>> Start
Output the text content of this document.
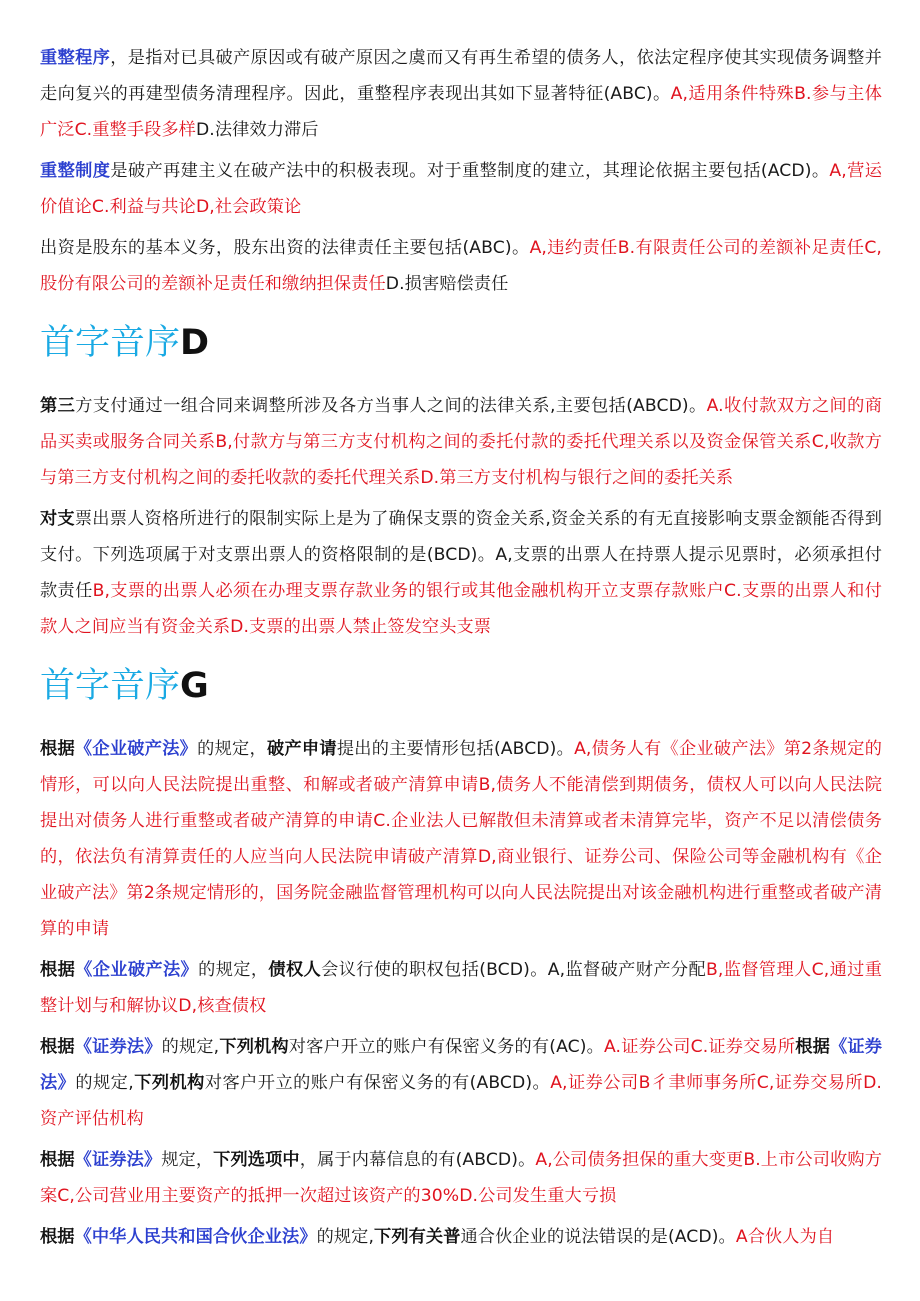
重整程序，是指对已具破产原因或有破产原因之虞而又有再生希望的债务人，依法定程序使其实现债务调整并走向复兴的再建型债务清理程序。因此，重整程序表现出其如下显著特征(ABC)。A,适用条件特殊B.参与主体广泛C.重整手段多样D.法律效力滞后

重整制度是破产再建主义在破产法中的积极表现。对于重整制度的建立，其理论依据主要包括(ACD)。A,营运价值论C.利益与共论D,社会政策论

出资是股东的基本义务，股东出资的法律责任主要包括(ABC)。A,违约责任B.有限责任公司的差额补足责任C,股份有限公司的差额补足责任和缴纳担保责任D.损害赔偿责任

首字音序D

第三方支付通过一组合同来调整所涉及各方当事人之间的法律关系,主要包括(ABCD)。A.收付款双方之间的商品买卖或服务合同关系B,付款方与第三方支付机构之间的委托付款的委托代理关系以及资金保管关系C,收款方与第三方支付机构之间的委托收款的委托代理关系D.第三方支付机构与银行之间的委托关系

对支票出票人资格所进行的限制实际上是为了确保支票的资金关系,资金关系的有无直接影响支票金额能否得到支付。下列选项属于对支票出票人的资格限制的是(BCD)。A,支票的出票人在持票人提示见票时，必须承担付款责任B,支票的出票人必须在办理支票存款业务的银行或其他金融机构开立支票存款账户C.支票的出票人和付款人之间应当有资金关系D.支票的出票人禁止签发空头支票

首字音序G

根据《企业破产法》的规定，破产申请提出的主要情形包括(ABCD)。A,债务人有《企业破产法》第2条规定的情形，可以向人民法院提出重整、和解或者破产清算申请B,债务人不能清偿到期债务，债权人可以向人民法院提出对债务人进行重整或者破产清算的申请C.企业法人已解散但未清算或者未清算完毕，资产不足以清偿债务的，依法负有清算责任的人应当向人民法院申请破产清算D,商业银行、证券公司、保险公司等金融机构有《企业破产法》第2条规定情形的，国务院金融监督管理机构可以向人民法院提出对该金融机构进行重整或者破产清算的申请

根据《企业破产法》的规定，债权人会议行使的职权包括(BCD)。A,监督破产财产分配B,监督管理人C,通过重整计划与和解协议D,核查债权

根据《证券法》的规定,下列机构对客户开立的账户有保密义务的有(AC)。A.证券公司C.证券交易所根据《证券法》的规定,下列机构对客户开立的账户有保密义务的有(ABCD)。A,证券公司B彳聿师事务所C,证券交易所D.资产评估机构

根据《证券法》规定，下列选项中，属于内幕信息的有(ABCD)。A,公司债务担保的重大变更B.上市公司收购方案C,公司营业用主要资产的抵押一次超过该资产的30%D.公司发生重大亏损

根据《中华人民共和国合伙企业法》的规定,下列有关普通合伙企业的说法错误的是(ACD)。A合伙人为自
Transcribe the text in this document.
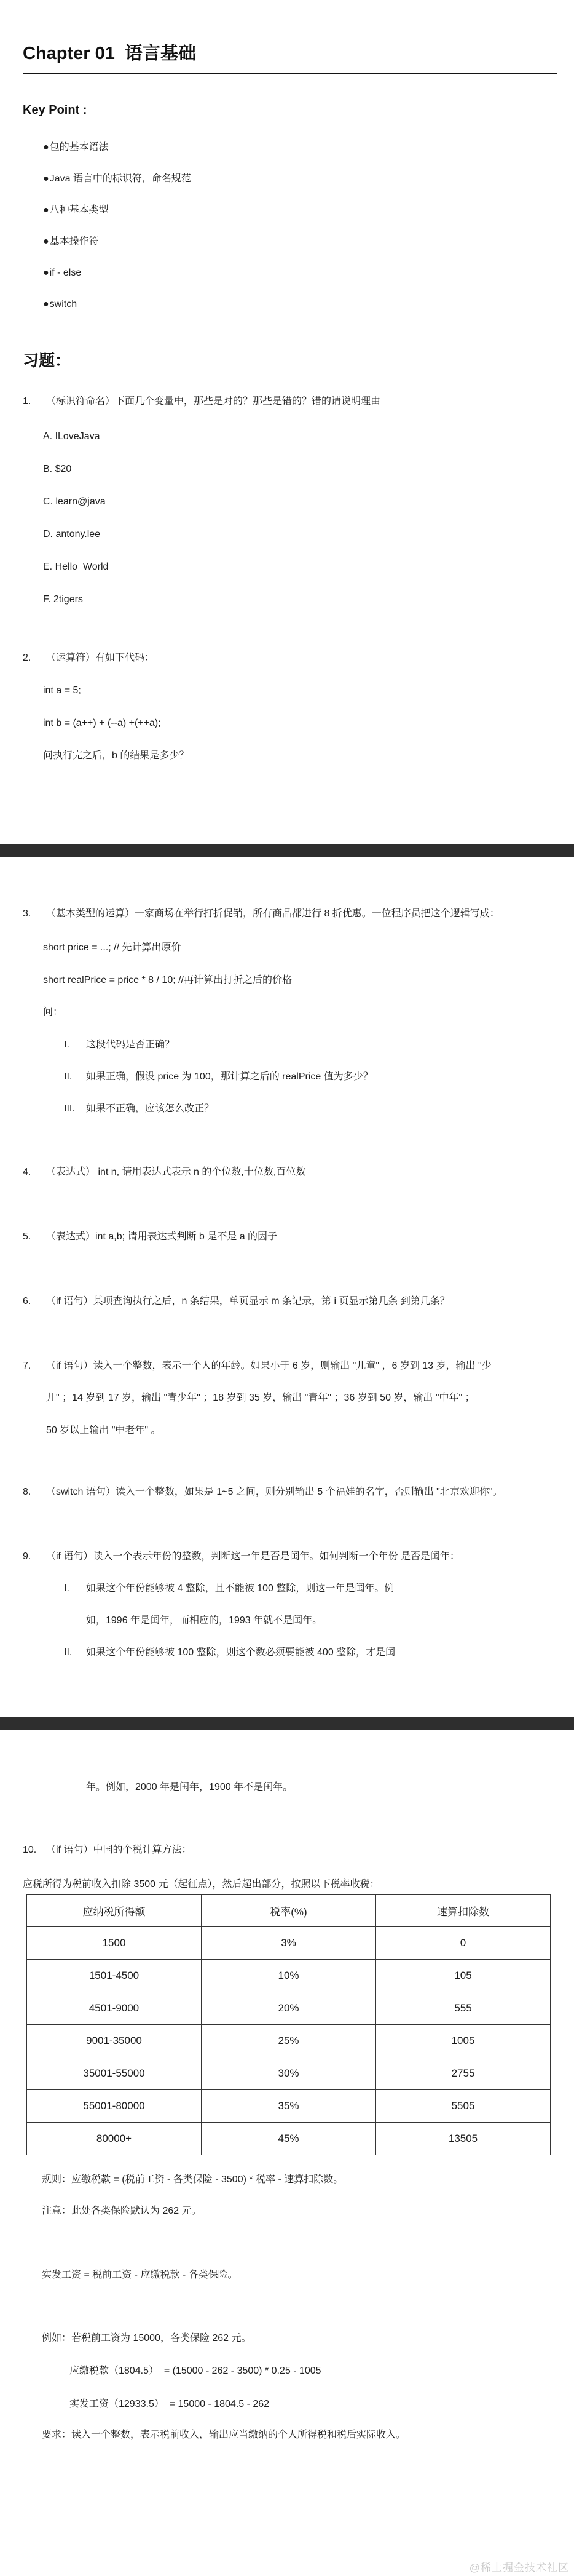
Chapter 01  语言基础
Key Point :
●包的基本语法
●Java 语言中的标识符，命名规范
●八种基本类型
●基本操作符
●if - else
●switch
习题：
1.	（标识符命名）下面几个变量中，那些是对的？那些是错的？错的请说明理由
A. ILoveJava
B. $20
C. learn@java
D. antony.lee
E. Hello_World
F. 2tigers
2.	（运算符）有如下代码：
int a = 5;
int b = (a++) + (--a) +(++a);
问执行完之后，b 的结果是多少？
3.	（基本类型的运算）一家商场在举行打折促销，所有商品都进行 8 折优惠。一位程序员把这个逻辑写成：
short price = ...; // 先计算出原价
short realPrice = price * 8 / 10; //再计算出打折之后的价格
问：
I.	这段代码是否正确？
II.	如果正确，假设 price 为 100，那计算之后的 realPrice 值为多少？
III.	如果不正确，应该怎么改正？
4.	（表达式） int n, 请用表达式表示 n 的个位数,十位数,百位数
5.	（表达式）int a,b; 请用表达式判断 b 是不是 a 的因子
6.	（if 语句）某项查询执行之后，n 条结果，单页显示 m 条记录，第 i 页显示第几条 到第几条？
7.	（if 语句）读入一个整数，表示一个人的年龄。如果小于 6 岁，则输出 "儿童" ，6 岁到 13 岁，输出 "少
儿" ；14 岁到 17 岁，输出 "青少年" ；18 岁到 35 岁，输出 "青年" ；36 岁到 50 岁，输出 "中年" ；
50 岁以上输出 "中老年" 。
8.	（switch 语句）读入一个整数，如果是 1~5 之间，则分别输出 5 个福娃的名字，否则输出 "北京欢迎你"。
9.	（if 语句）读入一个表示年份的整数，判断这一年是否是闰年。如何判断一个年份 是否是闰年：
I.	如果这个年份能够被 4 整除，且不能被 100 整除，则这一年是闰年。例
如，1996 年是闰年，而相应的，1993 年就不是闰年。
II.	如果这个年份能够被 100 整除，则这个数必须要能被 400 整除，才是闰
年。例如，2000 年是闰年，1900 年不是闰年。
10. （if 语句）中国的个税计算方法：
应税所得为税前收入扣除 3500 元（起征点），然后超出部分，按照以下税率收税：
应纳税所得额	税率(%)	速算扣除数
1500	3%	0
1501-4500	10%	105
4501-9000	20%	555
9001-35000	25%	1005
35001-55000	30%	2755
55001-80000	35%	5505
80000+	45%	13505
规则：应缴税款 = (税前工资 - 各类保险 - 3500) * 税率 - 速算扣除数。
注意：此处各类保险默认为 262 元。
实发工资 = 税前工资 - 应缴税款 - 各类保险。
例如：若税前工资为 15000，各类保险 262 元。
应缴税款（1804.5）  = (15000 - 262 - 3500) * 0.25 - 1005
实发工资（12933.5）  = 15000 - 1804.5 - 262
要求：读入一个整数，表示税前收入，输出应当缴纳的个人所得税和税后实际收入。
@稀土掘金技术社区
>> End
• [TASK TO CARRY OUT]:
Restate the full listing verbatim and drop every picture.

• [CORRECT RESULT]:
Output the text content of this document.
重整程序，是指对已具破产原因或有破产原因之虞而又有再生希望的债务人，依法定程序使其实现债务调整并走向复兴的再建型债务清理程序。因此，重整程序表现出其如下显著特征(ABC)。A,适用条件特殊B.参与主体广泛C.重整手段多样D.法律效力滞后

重整制度是破产再建主义在破产法中的积极表现。对于重整制度的建立，其理论依据主要包括(ACD)。A,营运价值论C.利益与共论D,社会政策论

出资是股东的基本义务，股东出资的法律责任主要包括(ABC)。A,违约责任B.有限责任公司的差额补足责任C,股份有限公司的差额补足责任和缴纳担保责任D.损害赔偿责任

首字音序D

第三方支付通过一组合同来调整所涉及各方当事人之间的法律关系,主要包括(ABCD)。A.收付款双方之间的商品买卖或服务合同关系B,付款方与第三方支付机构之间的委托付款的委托代理关系以及资金保管关系C,收款方与第三方支付机构之间的委托收款的委托代理关系D.第三方支付机构与银行之间的委托关系

对支票出票人资格所进行的限制实际上是为了确保支票的资金关系,资金关系的有无直接影响支票金额能否得到支付。下列选项属于对支票出票人的资格限制的是(BCD)。A,支票的出票人在持票人提示见票时，必须承担付款责任B,支票的出票人必须在办理支票存款业务的银行或其他金融机构开立支票存款账户C.支票的出票人和付款人之间应当有资金关系D.支票的出票人禁止签发空头支票

首字音序G

根据《企业破产法》的规定，破产申请提出的主要情形包括(ABCD)。A,债务人有《企业破产法》第2条规定的情形，可以向人民法院提出重整、和解或者破产清算申请B,债务人不能清偿到期债务，债权人可以向人民法院提出对债务人进行重整或者破产清算的申请C.企业法人已解散但未清算或者未清算完毕，资产不足以清偿债务的，依法负有清算责任的人应当向人民法院申请破产清算D,商业银行、证券公司、保险公司等金融机构有《企业破产法》第2条规定情形的，国务院金融监督管理机构可以向人民法院提出对该金融机构进行重整或者破产清算的申请

根据《企业破产法》的规定，债权人会议行使的职权包括(BCD)。A,监督破产财产分配B,监督管理人C,通过重整计划与和解协议D,核查债权

根据《证券法》的规定,下列机构对客户开立的账户有保密义务的有(AC)。A.证券公司C.证券交易所根据《证券法》的规定,下列机构对客户开立的账户有保密义务的有(ABCD)。A,证券公司B彳聿师事务所C,证券交易所D.资产评估机构

根据《证券法》规定，下列选项中，属于内幕信息的有(ABCD)。A,公司债务担保的重大变更B.上市公司收购方案C,公司营业用主要资产的抵押一次超过该资产的30%D.公司发生重大亏损

根据《中华人民共和国合伙企业法》的规定,下列有关普通合伙企业的说法错误的是(ACD)。A合伙人为自
Transcribe the text in this document.
Chapter 01  语言基础
Key Point :
●包的基本语法
●Java 语言中的标识符，命名规范
●八种基本类型
●基本操作符
●if - else
●switch
习题：
1.	（标识符命名）下面几个变量中，那些是对的？那些是错的？错的请说明理由
A. ILoveJava
B. $20
C. learn@java
D. antony.lee
E. Hello_World
F. 2tigers
2.	（运算符）有如下代码：
int a = 5;
int b = (a++) + (--a) +(++a);
问执行完之后，b 的结果是多少？
3.	（基本类型的运算）一家商场在举行打折促销，所有商品都进行 8 折优惠。一位程序员把这个逻辑写成：
short price = ...; // 先计算出原价
short realPrice = price * 8 / 10; //再计算出打折之后的价格
问：
I.	这段代码是否正确？
II.	如果正确，假设 price 为 100，那计算之后的 realPrice 值为多少？
III.	如果不正确，应该怎么改正？
4.	（表达式） int n, 请用表达式表示 n 的个位数,十位数,百位数
5.	（表达式）int a,b; 请用表达式判断 b 是不是 a 的因子
6.	（if 语句）某项查询执行之后，n 条结果，单页显示 m 条记录，第 i 页显示第几条 到第几条？
7.	（if 语句）读入一个整数，表示一个人的年龄。如果小于 6 岁，则输出 "儿童" ，6 岁到 13 岁，输出 "少
儿" ；14 岁到 17 岁，输出 "青少年" ；18 岁到 35 岁，输出 "青年" ；36 岁到 50 岁，输出 "中年" ；
50 岁以上输出 "中老年" 。
8.	（switch 语句）读入一个整数，如果是 1~5 之间，则分别输出 5 个福娃的名字，否则输出 "北京欢迎你"。
9.	（if 语句）读入一个表示年份的整数，判断这一年是否是闰年。如何判断一个年份 是否是闰年：
I.	如果这个年份能够被 4 整除，且不能被 100 整除，则这一年是闰年。例
如，1996 年是闰年，而相应的，1993 年就不是闰年。
II.	如果这个年份能够被 100 整除，则这个数必须要能被 400 整除，才是闰
年。例如，2000 年是闰年，1900 年不是闰年。
10. （if 语句）中国的个税计算方法：
应税所得为税前收入扣除 3500 元（起征点），然后超出部分，按照以下税率收税：
应纳税所得额	税率(%)	速算扣除数
1500	3%	0
1501-4500	10%	105
4501-9000	20%	555
9001-35000	25%	1005
35001-55000	30%	2755
55001-80000	35%	5505
80000+	45%	13505
规则：应缴税款 = (税前工资 - 各类保险 - 3500) * 税率 - 速算扣除数。
注意：此处各类保险默认为 262 元。
实发工资 = 税前工资 - 应缴税款 - 各类保险。
例如：若税前工资为 15000，各类保险 262 元。
应缴税款（1804.5）  = (15000 - 262 - 3500) * 0.25 - 1005
实发工资（12933.5）  = 15000 - 1804.5 - 262
要求：读入一个整数，表示税前收入，输出应当缴纳的个人所得税和税后实际收入。
@稀土掘金技术社区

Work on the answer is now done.